Let me start by saying this project involved lots of fabricating and other custom work. There's no easy way about it. I did the swap with a friend who's full time job is being an mechanic so we had access to a lot of really good tools and knowledge base. That being said, hopefully what I experienced and share can make it easier for the next person wanting to swap their LS.

Reason I committed to the swap was I picked up the lincoln w a misfire that I thought was a bad coil. Turned out the engine was bad. The previous owner had already replaced the engine once so I decided junkyard 3.9 was off the table. Looked for rebuild kits for the 3.9 and at the time ZERO were available. New crate engine was $5000. I figured if I'm forced to throw cash at the car, I'm gonna make it fast and do it right!!

I got a lot of good info from SKM (StuKellyMotorsports) thread on his drift LS swap, and a few other threads on here. Other technicalities just good ol google search and LS1tech etc...

Dataset entries >>
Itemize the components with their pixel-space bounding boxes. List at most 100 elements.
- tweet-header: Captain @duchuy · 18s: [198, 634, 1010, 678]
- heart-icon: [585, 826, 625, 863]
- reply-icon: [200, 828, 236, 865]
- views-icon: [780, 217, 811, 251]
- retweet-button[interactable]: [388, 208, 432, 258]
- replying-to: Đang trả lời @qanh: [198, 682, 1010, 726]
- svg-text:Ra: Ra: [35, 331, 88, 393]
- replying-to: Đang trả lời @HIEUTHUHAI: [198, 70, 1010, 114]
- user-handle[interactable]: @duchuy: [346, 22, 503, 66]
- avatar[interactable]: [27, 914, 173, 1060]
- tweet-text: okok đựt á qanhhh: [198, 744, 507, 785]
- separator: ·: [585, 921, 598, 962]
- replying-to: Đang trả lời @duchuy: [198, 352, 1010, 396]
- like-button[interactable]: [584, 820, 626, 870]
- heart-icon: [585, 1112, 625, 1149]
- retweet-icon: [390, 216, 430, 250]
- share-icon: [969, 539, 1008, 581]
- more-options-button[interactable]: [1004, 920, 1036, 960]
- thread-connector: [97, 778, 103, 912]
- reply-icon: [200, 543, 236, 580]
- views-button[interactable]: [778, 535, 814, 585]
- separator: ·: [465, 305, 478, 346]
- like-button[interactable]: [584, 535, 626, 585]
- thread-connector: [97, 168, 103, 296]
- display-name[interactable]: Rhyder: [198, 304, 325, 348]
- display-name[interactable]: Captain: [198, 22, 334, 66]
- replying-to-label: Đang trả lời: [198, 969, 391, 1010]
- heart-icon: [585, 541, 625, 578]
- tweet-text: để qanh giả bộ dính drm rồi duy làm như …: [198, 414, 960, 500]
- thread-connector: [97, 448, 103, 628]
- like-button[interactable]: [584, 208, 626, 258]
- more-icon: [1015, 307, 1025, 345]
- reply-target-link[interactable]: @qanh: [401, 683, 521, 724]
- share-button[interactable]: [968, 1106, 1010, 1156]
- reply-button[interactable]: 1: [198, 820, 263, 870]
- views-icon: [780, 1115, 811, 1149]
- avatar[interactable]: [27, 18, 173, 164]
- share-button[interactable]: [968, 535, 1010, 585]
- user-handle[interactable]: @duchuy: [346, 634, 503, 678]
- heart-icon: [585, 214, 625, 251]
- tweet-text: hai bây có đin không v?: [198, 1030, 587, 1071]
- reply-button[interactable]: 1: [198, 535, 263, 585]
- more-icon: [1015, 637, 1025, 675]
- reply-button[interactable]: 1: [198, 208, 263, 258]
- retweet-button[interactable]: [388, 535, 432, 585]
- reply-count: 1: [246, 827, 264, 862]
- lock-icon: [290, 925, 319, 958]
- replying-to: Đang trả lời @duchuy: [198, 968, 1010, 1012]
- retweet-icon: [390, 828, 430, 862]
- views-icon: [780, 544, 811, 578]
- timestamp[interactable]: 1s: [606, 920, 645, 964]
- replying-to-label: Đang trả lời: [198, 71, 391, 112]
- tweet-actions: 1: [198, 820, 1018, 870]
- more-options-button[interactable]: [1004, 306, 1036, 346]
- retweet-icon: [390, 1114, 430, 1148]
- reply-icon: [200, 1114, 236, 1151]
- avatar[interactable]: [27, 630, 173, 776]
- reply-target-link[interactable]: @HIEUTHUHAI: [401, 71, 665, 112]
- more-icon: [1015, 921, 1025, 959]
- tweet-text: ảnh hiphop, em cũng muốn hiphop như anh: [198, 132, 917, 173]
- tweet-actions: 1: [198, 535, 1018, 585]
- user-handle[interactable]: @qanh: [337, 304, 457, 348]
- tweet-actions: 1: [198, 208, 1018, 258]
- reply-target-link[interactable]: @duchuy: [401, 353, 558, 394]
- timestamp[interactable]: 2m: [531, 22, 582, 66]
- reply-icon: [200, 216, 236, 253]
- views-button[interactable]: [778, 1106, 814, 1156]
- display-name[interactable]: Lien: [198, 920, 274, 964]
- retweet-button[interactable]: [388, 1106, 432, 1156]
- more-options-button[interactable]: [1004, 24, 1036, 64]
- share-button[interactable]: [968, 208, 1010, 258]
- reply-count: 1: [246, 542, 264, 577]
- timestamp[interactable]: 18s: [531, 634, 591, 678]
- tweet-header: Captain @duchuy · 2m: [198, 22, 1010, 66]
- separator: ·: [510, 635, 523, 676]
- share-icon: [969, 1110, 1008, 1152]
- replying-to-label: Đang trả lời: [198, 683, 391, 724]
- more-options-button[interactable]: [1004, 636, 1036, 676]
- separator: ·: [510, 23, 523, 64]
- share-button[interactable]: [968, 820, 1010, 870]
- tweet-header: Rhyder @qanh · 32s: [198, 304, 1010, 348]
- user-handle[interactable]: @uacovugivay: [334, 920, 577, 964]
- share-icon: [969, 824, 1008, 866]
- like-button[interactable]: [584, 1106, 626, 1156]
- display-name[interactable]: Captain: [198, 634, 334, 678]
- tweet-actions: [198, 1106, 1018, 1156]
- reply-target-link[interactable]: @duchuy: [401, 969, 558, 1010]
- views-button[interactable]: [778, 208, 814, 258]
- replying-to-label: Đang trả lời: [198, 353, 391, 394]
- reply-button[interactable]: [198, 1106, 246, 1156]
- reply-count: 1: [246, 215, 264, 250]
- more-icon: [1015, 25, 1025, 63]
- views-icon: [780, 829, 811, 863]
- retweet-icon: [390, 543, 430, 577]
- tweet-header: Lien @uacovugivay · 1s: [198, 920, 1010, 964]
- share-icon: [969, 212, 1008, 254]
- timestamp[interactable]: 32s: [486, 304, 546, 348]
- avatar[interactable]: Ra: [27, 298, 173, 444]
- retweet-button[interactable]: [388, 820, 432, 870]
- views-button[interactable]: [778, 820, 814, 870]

Tasks for this exercise >>
[A] In the Lincoln engine swap post, what price does the writer give for a new crate engine?
[B] Pick up the Lincoln engine swap post after its last sentence and keep writing.

Expected responses >>
[A] $5000.

[B]
ADVICE:

Oil pan that works Moroso 20138

The headers that SKM used (patriot block hugger tight tuck) and apparently worked for him DID NOT WORK for me. The casting from the factory varies too much from pair to pair, I could see with the two I had. He probably got a nicely tucked pair. We cut and re-welded mine and they still don't fully clear the steering column. Working on a solution. It is very hard to clear the steering column with the exhaust if you have it routing out the back. My advice is flip the headers around and run them out the front with turbos or something. It'll make mounting the engine easier too.

Lastly, definitely go with f-body or corvette accessory drive. We went with the truck balancer to save money and a Holley bracket that mounts the alternator down low. We ended up having to buy an aftermarket fan because it didn't clear the stock one. Even with the aftermarket fan we had to notch the engine crossmember to clear the oil pan. Also the truck balancer is extremely close to the sway bar, difficult to get belts on and off.

Had to hammer trans tunnel even with 4l60e, prob wouldnt try 4l80
Engine mounts we used stock lincoln rubber bushings and stock chevy engine plates with extra bit welded on
Trans mount we used stock lincoln mount with a little polyurethane trans mount bolted on top. you can get those at autozone/orelly

For the cluster I found a c5 factory corvette cluster used for $130. With lots of wiring and some hptuners magic we were able to make it fully work apart from the fuel level gauge - figuring that out

I'll try and answer questions but again I got most of the vehicle specific info I needed from threads on this site!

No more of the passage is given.